GIVEN TEXT:

- Decades:: 1800s; 1810s; 1820s;
- See also:: History of New Zealand; List of years in New Zealand; Timeline of New Zealand history;

= 1805 in New Zealand =

Sealing continues at Bass Strait but declines at Dusky Sound which is still used for provisioning. There is a new rush to the Antipodes Islands. The existence of Foveaux Strait is not reported in Port Jackson until early the following year so sealers are still travelling via the south of Stewart Island / Rakiura which some also visit. At Stewart Island / Rakiura, and its smaller surrounding islands, the sealers often encounter Māori which they have not done at all at Dusky Sound. As many as 16 whalers are operating around the north of New Zealand, occasionally visiting the Bay of Islands and taking an increasing number of Māori on board as crew.

==Incumbents==

===Regal and viceregal===
- Head of State – King George III.
- Governor of New South Wales – Philip Gidley King

== Events ==
- March – William Bligh is appointed to be the next Governor of New South Wales.
- March/April – The Alexander arrives in the Bay of Islands. Teina enthusiastically rejoins the crew. After several months whaling the Alexander returns to the Bay of Islands where Maki also joins the ship which leaves for England, via Cape Horn, before the end of the year.
- May – After complaints about some of the treatment of Pacific Islanders and New Zealanders (Māori) crewing on whaling ships, Governor King issues a 'Government and General Order', published on the front page of the Sydney Gazette which gives them some of the civil rights of British subjects.
- June – Maa-Tara arrives in Port Jackson on board the Ferret. He is introduced to Governor King.
- 5 July – Governor King invites all the Pacific Islanders living in Sydney, including Maa-Tara, to a meeting at Government House. He offers compensation far any ill-treatment, passage home or training in European trades to any that want it.
- 29 July – The Venus, Captain William Stewart, leaves Port Jackson with Maa-Tara on board. Governor King has given Maa-Tara tools and other gifts for his father Te Pahi. After collecting animals at Norfolk Island for Te Pahi she lands Maa-Tara and the animals at the Bay of Islands.
- Mid-September – Te Pahi and four of his sons board the Venus intending to thank in person both Acting Commandant Piper at Norfolk Island and Governor King for the animals they have been sent. The Venus drops them at Norfolk Island and departs.
- 20 September – The Ferret, Captain Philip Skelton, arrives in the Bay of Islands with John Savage aboard. After 1 or 2 months the Ferret departs. Captain Skelton sees a European (probably James Cavanagh, see 1804) on shore and Savage hears about him from local Māori. Te Mahanga boards the ship for its return to London. From his brief visit and conversations with Te Mahanga during the voyage Savage subsequently publishes the first book devoted entirely to New Zealand, the 100-page Some Account of New Zealand.

GIVEN INSTRUCTION 1:
Name every ship mentioned in the text about New Zealand in 1805, giving each one only once.
The records have no connection to the text about New Zealand in 1805.

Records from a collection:

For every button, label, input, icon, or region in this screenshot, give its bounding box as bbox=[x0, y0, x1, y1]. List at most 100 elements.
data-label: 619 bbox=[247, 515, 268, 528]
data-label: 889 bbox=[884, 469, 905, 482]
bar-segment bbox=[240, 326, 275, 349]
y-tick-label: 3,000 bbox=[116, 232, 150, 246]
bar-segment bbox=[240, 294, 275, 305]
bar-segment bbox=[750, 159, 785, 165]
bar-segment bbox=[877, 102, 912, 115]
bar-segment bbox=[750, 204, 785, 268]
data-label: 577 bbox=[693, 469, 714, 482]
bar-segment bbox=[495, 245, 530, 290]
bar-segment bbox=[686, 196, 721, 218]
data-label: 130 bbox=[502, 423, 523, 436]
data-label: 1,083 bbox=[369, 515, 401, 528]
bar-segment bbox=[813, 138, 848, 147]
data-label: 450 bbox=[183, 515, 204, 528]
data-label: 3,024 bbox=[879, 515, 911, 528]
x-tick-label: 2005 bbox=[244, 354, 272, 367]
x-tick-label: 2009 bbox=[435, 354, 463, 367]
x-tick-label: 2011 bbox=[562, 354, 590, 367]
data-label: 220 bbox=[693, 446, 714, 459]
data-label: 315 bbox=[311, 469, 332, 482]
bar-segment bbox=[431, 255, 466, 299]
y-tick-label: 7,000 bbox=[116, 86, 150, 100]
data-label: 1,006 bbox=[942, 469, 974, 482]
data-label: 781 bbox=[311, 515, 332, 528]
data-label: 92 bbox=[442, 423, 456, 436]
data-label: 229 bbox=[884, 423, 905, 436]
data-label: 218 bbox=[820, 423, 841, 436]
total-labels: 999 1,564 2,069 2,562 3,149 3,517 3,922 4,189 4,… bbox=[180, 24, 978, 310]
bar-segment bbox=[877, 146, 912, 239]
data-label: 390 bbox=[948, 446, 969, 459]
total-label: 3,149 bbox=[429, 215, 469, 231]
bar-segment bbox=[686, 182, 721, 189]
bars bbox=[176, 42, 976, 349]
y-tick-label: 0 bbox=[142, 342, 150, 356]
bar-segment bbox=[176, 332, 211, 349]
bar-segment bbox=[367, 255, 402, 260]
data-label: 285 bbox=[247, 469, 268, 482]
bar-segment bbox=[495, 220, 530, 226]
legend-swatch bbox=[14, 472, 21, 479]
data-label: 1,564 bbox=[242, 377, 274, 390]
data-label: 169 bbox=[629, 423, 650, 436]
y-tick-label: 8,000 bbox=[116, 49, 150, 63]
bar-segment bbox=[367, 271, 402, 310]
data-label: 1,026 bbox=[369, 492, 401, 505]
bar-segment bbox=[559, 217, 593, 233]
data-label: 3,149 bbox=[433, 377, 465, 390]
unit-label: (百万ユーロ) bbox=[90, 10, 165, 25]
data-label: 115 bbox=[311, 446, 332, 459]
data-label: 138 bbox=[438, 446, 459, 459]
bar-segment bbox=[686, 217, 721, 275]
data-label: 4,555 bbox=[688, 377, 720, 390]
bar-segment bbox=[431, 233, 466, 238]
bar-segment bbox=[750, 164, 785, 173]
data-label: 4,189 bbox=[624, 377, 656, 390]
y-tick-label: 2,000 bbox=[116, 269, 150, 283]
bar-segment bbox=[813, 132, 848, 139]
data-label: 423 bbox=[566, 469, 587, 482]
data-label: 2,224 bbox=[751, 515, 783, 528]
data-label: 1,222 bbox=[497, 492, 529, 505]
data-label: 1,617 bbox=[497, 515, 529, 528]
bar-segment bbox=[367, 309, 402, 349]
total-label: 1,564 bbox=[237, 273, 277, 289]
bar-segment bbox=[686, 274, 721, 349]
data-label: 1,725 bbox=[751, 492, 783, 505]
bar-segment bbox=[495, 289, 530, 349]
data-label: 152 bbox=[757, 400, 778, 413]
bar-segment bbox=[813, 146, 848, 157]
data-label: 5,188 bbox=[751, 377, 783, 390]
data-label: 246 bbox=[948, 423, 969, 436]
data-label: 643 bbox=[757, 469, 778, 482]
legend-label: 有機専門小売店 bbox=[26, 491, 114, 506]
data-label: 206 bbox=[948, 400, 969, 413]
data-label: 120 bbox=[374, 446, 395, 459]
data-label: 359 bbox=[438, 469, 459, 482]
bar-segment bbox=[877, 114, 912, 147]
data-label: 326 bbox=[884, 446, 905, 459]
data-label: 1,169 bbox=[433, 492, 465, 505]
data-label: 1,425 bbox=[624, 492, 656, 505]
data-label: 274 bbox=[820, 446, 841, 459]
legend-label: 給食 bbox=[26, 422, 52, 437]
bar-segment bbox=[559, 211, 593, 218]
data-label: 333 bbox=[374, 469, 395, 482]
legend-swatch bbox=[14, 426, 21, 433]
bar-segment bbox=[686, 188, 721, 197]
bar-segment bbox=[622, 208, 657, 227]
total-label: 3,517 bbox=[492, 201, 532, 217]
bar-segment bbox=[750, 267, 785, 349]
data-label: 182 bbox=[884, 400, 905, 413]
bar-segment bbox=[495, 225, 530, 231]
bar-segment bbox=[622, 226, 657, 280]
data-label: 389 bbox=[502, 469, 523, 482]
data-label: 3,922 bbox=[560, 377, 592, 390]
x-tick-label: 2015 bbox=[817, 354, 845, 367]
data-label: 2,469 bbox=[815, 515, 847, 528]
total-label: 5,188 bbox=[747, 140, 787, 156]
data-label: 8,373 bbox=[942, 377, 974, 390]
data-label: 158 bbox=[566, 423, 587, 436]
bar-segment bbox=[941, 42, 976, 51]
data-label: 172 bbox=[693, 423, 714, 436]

--

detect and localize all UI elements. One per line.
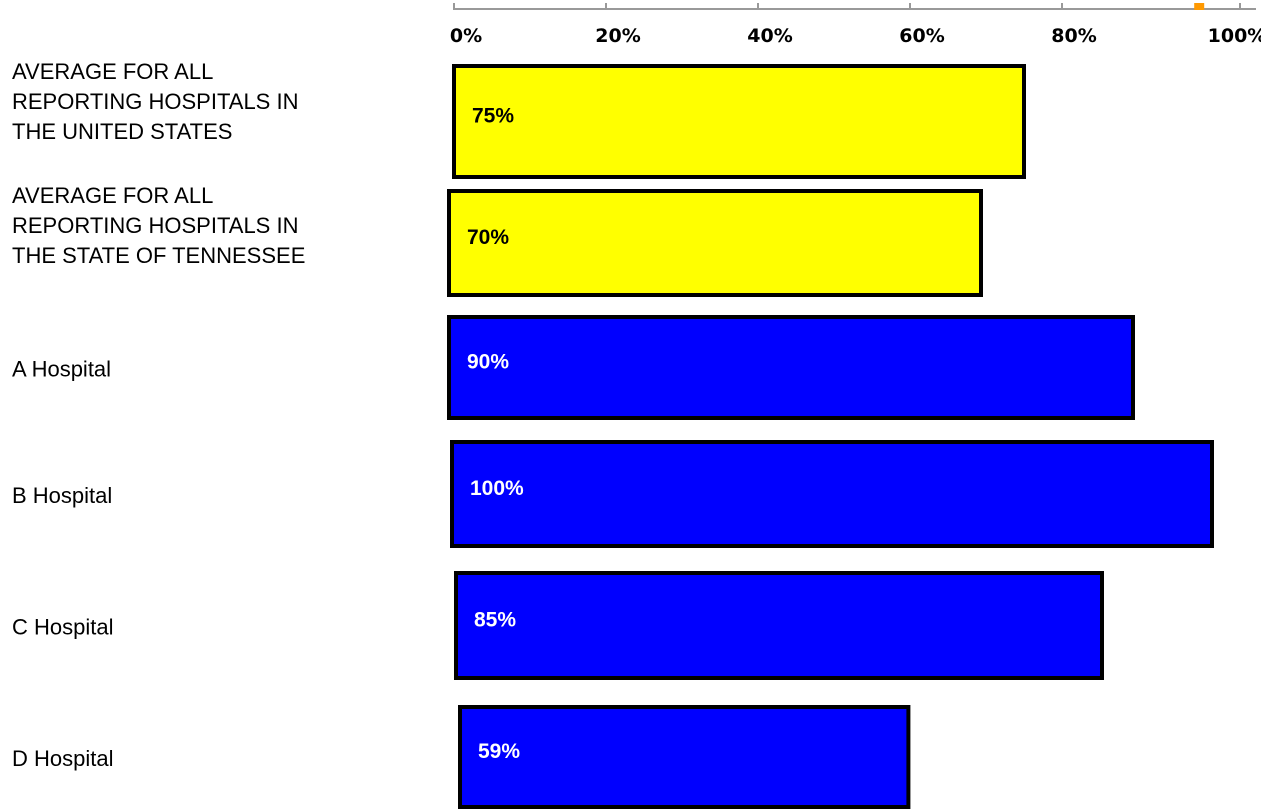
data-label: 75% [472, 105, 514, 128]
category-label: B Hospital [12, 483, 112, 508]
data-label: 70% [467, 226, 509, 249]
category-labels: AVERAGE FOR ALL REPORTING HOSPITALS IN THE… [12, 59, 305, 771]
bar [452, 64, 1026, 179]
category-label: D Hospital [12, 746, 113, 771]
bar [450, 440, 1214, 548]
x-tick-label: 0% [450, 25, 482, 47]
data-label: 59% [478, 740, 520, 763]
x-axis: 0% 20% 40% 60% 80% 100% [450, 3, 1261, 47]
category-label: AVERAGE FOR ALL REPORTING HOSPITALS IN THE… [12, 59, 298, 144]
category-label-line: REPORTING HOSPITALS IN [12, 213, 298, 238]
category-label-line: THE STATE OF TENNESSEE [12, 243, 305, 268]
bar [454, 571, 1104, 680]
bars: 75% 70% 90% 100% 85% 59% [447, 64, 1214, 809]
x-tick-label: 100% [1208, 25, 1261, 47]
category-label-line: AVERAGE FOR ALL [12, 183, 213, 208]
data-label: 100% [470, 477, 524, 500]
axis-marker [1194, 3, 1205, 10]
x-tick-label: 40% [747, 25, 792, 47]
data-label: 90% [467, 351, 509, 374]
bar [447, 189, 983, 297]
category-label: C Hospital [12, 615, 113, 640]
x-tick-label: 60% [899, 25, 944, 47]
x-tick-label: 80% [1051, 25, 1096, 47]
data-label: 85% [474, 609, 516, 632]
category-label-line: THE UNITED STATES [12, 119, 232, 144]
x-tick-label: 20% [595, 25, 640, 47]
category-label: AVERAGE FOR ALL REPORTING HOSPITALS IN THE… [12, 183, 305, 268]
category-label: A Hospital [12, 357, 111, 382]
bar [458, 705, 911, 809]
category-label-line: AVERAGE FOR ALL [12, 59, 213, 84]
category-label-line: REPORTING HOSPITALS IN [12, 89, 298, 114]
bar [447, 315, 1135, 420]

* * *

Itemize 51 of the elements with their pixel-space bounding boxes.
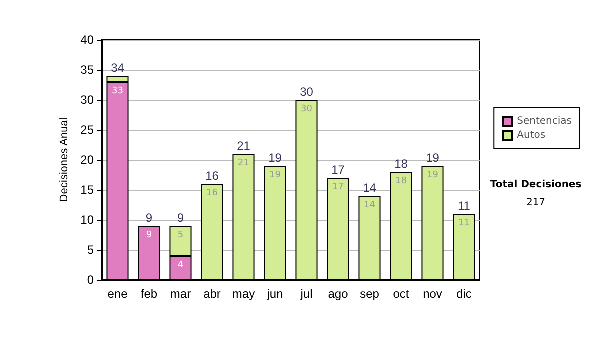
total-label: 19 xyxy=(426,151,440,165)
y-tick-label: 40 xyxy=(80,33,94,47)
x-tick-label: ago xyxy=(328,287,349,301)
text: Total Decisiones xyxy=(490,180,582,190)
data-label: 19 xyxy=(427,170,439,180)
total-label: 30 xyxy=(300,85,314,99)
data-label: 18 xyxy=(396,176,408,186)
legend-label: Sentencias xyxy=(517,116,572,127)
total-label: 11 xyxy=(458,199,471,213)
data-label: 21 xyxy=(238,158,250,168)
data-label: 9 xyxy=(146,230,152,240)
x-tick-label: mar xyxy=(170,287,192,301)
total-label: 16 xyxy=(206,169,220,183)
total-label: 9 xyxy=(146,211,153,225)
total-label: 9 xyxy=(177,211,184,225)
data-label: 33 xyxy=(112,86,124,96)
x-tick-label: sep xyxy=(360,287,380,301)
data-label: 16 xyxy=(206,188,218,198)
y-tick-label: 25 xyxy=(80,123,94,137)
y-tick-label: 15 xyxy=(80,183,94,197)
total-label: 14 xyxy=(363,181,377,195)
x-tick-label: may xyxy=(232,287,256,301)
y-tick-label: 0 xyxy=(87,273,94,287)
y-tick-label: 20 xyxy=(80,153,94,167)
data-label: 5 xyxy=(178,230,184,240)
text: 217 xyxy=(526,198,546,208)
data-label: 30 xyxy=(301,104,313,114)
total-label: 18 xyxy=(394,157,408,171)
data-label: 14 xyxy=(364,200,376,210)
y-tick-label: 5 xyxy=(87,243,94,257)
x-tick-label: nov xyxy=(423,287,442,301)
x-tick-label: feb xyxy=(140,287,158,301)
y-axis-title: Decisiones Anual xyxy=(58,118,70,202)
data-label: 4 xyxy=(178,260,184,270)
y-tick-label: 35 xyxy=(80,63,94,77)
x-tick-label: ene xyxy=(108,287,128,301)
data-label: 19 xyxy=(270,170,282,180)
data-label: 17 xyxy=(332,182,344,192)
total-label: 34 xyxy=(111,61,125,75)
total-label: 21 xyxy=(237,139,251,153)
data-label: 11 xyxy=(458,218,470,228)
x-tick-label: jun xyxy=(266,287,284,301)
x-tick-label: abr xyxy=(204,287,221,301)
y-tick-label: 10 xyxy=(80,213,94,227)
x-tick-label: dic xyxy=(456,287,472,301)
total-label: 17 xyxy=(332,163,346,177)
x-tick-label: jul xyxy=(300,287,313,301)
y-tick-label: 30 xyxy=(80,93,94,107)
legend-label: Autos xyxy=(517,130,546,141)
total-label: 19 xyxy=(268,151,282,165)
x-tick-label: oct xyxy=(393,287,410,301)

GIVEN INSTRUCTION 2:
In the records, echo every line between the line holding "total-label: 19 xyxy=(426,151,440,165)" and the line holding "y-tick-label: 10 xyxy=(80,213,94,227)", inclusive.

RIGHT ANSWER 1:
Alexander, Ferret, Venus

RIGHT ANSWER 2:
total-label: 19 xyxy=(426,151,440,165)
y-tick-label: 40 xyxy=(80,33,94,47)
x-tick-label: ago xyxy=(328,287,349,301)
text: Total Decisiones xyxy=(490,180,582,190)
data-label: 19 xyxy=(427,170,439,180)
total-label: 30 xyxy=(300,85,314,99)
data-label: 18 xyxy=(396,176,408,186)
legend-label: Sentencias xyxy=(517,116,572,127)
total-label: 11 xyxy=(458,199,471,213)
data-label: 21 xyxy=(238,158,250,168)
data-label: 9 xyxy=(146,230,152,240)
x-tick-label: mar xyxy=(170,287,192,301)
total-label: 16 xyxy=(206,169,220,183)
total-label: 9 xyxy=(146,211,153,225)
total-label: 9 xyxy=(177,211,184,225)
data-label: 33 xyxy=(112,86,124,96)
x-tick-label: sep xyxy=(360,287,380,301)
data-label: 16 xyxy=(206,188,218,198)
y-tick-label: 25 xyxy=(80,123,94,137)
y-tick-label: 15 xyxy=(80,183,94,197)
total-label: 14 xyxy=(363,181,377,195)
x-tick-label: may xyxy=(232,287,256,301)
y-tick-label: 0 xyxy=(87,273,94,287)
y-tick-label: 20 xyxy=(80,153,94,167)
data-label: 5 xyxy=(178,230,184,240)
text: 217 xyxy=(526,198,546,208)
data-label: 30 xyxy=(301,104,313,114)
total-label: 18 xyxy=(394,157,408,171)
data-label: 14 xyxy=(364,200,376,210)
y-tick-label: 5 xyxy=(87,243,94,257)
x-tick-label: nov xyxy=(423,287,442,301)
x-tick-label: feb xyxy=(140,287,158,301)
y-axis-title: Decisiones Anual xyxy=(58,118,70,202)
data-label: 4 xyxy=(178,260,184,270)
y-tick-label: 35 xyxy=(80,63,94,77)
x-tick-label: ene xyxy=(108,287,128,301)
data-label: 19 xyxy=(270,170,282,180)
data-label: 17 xyxy=(332,182,344,192)
total-label: 34 xyxy=(111,61,125,75)
total-label: 21 xyxy=(237,139,251,153)
data-label: 11 xyxy=(458,218,470,228)
x-tick-label: jun xyxy=(266,287,284,301)
x-tick-label: abr xyxy=(204,287,221,301)
y-tick-label: 10 xyxy=(80,213,94,227)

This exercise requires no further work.